» **Instructions for the task**
Collect the lines of the entries where "vías" shows up.

» **Dataset records**
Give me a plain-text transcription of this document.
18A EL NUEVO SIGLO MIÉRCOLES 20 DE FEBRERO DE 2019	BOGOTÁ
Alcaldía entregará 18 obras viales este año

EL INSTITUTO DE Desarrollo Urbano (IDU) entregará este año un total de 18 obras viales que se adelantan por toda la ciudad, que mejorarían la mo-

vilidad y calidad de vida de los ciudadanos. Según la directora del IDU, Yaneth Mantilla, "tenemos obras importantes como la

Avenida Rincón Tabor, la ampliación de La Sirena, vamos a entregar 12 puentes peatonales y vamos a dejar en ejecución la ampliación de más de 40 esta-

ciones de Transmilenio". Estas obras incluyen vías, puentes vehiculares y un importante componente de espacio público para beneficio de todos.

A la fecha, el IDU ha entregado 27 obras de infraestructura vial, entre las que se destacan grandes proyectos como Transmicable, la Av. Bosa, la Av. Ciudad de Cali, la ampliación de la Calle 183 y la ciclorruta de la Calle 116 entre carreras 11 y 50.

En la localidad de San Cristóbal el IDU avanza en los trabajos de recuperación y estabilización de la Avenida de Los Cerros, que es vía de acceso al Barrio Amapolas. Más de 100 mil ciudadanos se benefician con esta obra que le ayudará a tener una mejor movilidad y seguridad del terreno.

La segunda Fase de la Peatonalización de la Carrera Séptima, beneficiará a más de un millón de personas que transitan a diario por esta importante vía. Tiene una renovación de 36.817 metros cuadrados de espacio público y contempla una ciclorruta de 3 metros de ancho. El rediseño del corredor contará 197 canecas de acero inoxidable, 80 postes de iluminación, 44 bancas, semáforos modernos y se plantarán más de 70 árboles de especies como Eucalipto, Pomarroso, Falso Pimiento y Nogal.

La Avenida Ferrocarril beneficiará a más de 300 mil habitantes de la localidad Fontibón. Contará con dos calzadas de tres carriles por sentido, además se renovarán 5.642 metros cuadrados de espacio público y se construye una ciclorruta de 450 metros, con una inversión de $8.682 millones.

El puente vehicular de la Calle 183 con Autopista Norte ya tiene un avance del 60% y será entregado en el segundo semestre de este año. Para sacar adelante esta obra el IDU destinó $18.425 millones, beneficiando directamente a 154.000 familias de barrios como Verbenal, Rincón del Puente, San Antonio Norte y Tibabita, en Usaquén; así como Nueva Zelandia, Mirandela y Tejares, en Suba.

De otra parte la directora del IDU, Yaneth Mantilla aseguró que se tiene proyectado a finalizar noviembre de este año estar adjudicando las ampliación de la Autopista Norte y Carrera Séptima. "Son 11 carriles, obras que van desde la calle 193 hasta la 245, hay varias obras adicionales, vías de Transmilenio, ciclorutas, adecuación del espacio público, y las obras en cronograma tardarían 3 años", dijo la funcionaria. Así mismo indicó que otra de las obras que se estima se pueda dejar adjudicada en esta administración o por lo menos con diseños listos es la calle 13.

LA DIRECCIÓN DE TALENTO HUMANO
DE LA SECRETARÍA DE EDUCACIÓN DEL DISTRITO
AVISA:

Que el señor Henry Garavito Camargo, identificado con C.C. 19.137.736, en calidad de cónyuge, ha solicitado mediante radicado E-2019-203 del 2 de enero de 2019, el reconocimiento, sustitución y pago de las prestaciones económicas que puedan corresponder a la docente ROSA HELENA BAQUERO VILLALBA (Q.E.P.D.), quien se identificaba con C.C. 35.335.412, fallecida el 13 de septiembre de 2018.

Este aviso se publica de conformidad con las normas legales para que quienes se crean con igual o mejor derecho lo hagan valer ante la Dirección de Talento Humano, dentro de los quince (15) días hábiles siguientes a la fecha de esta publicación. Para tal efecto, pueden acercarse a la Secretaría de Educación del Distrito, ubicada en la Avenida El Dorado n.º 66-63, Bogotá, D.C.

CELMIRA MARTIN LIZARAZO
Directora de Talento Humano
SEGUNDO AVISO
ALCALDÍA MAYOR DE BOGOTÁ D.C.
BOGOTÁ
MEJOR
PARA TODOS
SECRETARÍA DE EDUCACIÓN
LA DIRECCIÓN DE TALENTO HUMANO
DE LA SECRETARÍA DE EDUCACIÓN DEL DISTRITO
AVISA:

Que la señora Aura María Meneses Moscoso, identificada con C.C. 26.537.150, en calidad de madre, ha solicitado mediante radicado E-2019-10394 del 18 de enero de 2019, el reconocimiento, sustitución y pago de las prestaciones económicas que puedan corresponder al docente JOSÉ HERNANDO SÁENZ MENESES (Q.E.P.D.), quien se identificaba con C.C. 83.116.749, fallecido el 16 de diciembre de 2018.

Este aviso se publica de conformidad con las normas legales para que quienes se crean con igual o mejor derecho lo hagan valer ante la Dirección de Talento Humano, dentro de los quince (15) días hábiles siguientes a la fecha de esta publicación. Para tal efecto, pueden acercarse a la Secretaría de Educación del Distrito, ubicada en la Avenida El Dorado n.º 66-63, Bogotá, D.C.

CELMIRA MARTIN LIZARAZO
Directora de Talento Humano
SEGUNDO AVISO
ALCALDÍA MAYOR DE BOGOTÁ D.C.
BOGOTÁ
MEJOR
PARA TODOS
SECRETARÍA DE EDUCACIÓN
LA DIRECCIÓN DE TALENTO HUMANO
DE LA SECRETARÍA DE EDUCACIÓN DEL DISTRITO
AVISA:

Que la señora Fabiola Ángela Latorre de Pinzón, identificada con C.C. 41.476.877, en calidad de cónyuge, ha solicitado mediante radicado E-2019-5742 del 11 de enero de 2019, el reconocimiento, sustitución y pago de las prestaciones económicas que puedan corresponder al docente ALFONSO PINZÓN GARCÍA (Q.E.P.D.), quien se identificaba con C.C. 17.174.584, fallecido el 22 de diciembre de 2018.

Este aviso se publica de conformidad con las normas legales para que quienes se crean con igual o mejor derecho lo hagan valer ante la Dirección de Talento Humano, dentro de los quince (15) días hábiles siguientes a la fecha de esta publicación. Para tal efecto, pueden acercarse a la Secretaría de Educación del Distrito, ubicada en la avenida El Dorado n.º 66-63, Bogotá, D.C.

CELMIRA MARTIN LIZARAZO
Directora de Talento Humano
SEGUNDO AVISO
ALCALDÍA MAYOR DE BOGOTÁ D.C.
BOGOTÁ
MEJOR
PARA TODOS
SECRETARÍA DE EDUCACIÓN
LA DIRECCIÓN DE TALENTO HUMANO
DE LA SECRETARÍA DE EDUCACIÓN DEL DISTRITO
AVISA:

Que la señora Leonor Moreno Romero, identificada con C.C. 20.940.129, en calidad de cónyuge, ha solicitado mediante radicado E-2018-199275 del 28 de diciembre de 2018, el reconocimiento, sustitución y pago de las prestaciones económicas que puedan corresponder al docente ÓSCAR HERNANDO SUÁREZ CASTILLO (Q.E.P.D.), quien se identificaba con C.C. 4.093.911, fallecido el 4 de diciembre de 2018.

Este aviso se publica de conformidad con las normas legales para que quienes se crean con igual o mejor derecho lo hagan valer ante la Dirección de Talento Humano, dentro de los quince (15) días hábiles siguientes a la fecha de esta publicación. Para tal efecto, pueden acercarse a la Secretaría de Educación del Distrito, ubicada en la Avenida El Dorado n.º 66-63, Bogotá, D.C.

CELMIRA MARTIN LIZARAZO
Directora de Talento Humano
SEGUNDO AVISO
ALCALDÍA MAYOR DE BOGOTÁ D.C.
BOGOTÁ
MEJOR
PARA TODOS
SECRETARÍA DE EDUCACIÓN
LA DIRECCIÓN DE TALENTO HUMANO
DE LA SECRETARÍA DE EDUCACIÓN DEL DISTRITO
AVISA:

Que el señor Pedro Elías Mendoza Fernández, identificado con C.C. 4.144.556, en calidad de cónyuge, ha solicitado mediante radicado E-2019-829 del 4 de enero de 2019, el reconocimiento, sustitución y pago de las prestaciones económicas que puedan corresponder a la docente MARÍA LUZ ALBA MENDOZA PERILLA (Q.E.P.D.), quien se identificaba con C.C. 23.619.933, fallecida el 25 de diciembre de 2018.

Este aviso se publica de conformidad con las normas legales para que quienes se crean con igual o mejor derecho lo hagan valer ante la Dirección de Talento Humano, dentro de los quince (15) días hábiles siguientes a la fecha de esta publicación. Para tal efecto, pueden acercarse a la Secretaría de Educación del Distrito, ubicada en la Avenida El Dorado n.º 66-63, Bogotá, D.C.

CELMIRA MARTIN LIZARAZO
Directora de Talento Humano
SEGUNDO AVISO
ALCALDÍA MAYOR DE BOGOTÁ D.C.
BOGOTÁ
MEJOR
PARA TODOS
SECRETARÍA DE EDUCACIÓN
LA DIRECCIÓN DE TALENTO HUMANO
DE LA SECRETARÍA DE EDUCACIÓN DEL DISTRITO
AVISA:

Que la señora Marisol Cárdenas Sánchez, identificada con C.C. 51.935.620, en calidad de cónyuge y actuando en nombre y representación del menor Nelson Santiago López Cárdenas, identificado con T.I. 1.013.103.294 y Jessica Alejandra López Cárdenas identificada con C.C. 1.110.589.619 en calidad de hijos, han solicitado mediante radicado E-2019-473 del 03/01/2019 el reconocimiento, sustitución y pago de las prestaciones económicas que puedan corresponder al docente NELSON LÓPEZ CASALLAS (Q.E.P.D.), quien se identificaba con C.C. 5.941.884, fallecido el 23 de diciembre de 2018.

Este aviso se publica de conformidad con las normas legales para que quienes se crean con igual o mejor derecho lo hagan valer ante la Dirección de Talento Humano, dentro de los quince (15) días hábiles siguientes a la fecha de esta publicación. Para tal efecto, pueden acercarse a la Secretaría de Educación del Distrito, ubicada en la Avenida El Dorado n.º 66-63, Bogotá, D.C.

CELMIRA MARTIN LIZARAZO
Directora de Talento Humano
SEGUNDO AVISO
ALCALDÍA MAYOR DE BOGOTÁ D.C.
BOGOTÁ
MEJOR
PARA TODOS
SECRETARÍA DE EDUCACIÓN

» **Response**
ciones de Transmilenio". Estas obras incluyen vías, puentes vehiculares y un importante componente de espacio público para beneficio de todos.
De otra parte la directora del IDU, Yaneth Mantilla aseguró que se tiene proyectado a finalizar noviembre de este año estar adjudicando las ampliación de la Autopista Norte y Carrera Séptima. "Son 11 carriles, obras que van desde la calle 193 hasta la 245, hay varias obras adicionales, vías de Transmilenio, ciclorutas, adecuación del espacio público, y las obras en cronograma tardarían 3 años", dijo la funcionaria. Así mismo indicó que otra de las obras que se estima se pueda dejar adjudicada en esta administración o por lo menos con diseños listos es la calle 13.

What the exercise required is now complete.